• **Required task**:
Repeat the material exactly as it appears.

** START OF Available data **

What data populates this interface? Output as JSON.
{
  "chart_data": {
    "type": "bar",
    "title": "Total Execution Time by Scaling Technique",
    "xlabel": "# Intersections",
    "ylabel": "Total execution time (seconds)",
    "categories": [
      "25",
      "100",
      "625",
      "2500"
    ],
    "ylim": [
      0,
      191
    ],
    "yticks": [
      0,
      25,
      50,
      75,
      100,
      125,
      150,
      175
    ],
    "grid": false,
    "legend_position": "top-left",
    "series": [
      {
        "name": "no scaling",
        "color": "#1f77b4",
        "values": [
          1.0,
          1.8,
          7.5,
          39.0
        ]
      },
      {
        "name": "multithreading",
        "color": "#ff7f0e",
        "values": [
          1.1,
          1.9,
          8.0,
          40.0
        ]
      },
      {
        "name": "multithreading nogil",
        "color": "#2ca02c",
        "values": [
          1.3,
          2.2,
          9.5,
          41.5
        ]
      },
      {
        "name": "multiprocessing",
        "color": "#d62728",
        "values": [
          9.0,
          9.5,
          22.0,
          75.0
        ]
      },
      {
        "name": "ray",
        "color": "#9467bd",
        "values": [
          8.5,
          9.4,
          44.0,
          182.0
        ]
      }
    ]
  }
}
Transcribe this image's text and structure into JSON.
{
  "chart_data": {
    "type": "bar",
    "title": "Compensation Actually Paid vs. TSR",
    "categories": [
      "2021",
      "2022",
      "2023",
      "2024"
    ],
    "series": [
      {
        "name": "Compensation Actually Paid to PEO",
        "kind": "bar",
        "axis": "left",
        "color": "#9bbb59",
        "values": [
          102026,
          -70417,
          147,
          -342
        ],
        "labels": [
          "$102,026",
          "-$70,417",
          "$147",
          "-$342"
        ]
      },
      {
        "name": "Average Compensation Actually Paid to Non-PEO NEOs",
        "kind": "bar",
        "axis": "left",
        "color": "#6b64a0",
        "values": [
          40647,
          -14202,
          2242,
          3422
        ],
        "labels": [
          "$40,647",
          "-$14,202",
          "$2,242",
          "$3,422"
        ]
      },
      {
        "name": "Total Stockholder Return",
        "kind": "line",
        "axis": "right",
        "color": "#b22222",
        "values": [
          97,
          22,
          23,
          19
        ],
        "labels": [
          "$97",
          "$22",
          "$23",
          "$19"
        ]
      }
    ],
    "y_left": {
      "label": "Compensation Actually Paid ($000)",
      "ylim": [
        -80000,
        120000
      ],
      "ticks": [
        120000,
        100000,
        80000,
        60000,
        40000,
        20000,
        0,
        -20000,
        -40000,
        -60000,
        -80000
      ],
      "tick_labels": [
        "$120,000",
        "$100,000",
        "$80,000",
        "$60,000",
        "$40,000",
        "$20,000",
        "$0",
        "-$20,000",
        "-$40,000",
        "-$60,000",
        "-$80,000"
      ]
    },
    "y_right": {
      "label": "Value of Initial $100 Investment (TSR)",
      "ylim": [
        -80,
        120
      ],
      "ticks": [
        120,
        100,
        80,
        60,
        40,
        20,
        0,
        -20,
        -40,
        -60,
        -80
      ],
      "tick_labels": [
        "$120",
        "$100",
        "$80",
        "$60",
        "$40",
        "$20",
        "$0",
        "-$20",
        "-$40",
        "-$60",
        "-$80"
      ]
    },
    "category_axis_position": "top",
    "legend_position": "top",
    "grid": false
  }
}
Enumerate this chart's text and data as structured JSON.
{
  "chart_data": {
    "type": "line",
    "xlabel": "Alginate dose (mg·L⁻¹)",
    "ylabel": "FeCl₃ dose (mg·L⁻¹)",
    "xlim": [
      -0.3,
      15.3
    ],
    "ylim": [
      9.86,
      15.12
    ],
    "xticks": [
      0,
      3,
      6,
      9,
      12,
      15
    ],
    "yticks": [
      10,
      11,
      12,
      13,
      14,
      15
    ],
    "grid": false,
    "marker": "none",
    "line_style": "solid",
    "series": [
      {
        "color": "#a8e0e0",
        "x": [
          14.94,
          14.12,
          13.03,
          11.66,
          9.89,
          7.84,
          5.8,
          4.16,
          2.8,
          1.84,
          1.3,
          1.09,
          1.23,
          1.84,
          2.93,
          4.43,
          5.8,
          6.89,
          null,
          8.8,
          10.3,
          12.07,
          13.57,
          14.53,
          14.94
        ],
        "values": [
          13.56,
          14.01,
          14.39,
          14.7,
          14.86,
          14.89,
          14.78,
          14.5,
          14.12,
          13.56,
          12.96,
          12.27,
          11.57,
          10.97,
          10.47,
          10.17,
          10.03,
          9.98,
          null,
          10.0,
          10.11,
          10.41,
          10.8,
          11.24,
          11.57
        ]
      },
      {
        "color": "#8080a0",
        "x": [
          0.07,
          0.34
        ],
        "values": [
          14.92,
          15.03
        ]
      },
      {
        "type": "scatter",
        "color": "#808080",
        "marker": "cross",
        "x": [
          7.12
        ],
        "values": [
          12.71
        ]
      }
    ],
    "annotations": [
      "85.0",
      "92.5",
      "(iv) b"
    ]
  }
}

** END OF Available data **

• **Answer to the problem**:
What data populates this interface? Output as JSON.
{
  "chart_data": {
    "type": "bar",
    "title": "Total Execution Time by Scaling Technique",
    "xlabel": "# Intersections",
    "ylabel": "Total execution time (seconds)",
    "categories": [
      "25",
      "100",
      "625",
      "2500"
    ],
    "ylim": [
      0,
      191
    ],
    "yticks": [
      0,
      25,
      50,
      75,
      100,
      125,
      150,
      175
    ],
    "grid": false,
    "legend_position": "top-left",
    "series": [
      {
        "name": "no scaling",
        "color": "#1f77b4",
        "values": [
          1.0,
          1.8,
          7.5,
          39.0
        ]
      },
      {
        "name": "multithreading",
        "color": "#ff7f0e",
        "values": [
          1.1,
          1.9,
          8.0,
          40.0
        ]
      },
      {
        "name": "multithreading nogil",
        "color": "#2ca02c",
        "values": [
          1.3,
          2.2,
          9.5,
          41.5
        ]
      },
      {
        "name": "multiprocessing",
        "color": "#d62728",
        "values": [
          9.0,
          9.5,
          22.0,
          75.0
        ]
      },
      {
        "name": "ray",
        "color": "#9467bd",
        "values": [
          8.5,
          9.4,
          44.0,
          182.0
        ]
      }
    ]
  }
}
Transcribe this image's text and structure into JSON.
{
  "chart_data": {
    "type": "bar",
    "title": "Compensation Actually Paid vs. TSR",
    "categories": [
      "2021",
      "2022",
      "2023",
      "2024"
    ],
    "series": [
      {
        "name": "Compensation Actually Paid to PEO",
        "kind": "bar",
        "axis": "left",
        "color": "#9bbb59",
        "values": [
          102026,
          -70417,
          147,
          -342
        ],
        "labels": [
          "$102,026",
          "-$70,417",
          "$147",
          "-$342"
        ]
      },
      {
        "name": "Average Compensation Actually Paid to Non-PEO NEOs",
        "kind": "bar",
        "axis": "left",
        "color": "#6b64a0",
        "values": [
          40647,
          -14202,
          2242,
          3422
        ],
        "labels": [
          "$40,647",
          "-$14,202",
          "$2,242",
          "$3,422"
        ]
      },
      {
        "name": "Total Stockholder Return",
        "kind": "line",
        "axis": "right",
        "color": "#b22222",
        "values": [
          97,
          22,
          23,
          19
        ],
        "labels": [
          "$97",
          "$22",
          "$23",
          "$19"
        ]
      }
    ],
    "y_left": {
      "label": "Compensation Actually Paid ($000)",
      "ylim": [
        -80000,
        120000
      ],
      "ticks": [
        120000,
        100000,
        80000,
        60000,
        40000,
        20000,
        0,
        -20000,
        -40000,
        -60000,
        -80000
      ],
      "tick_labels": [
        "$120,000",
        "$100,000",
        "$80,000",
        "$60,000",
        "$40,000",
        "$20,000",
        "$0",
        "-$20,000",
        "-$40,000",
        "-$60,000",
        "-$80,000"
      ]
    },
    "y_right": {
      "label": "Value of Initial $100 Investment (TSR)",
      "ylim": [
        -80,
        120
      ],
      "ticks": [
        120,
        100,
        80,
        60,
        40,
        20,
        0,
        -20,
        -40,
        -60,
        -80
      ],
      "tick_labels": [
        "$120",
        "$100",
        "$80",
        "$60",
        "$40",
        "$20",
        "$0",
        "-$20",
        "-$40",
        "-$60",
        "-$80"
      ]
    },
    "category_axis_position": "top",
    "legend_position": "top",
    "grid": false
  }
}
Enumerate this chart's text and data as structured JSON.
{
  "chart_data": {
    "type": "line",
    "xlabel": "Alginate dose (mg·L⁻¹)",
    "ylabel": "FeCl₃ dose (mg·L⁻¹)",
    "xlim": [
      -0.3,
      15.3
    ],
    "ylim": [
      9.86,
      15.12
    ],
    "xticks": [
      0,
      3,
      6,
      9,
      12,
      15
    ],
    "yticks": [
      10,
      11,
      12,
      13,
      14,
      15
    ],
    "grid": false,
    "marker": "none",
    "line_style": "solid",
    "series": [
      {
        "color": "#a8e0e0",
        "x": [
          14.94,
          14.12,
          13.03,
          11.66,
          9.89,
          7.84,
          5.8,
          4.16,
          2.8,
          1.84,
          1.3,
          1.09,
          1.23,
          1.84,
          2.93,
          4.43,
          5.8,
          6.89,
          null,
          8.8,
          10.3,
          12.07,
          13.57,
          14.53,
          14.94
        ],
        "values": [
          13.56,
          14.01,
          14.39,
          14.7,
          14.86,
          14.89,
          14.78,
          14.5,
          14.12,
          13.56,
          12.96,
          12.27,
          11.57,
          10.97,
          10.47,
          10.17,
          10.03,
          9.98,
          null,
          10.0,
          10.11,
          10.41,
          10.8,
          11.24,
          11.57
        ]
      },
      {
        "color": "#8080a0",
        "x": [
          0.07,
          0.34
        ],
        "values": [
          14.92,
          15.03
        ]
      },
      {
        "type": "scatter",
        "color": "#808080",
        "marker": "cross",
        "x": [
          7.12
        ],
        "values": [
          12.71
        ]
      }
    ],
    "annotations": [
      "85.0",
      "92.5",
      "(iv) b"
    ]
  }
}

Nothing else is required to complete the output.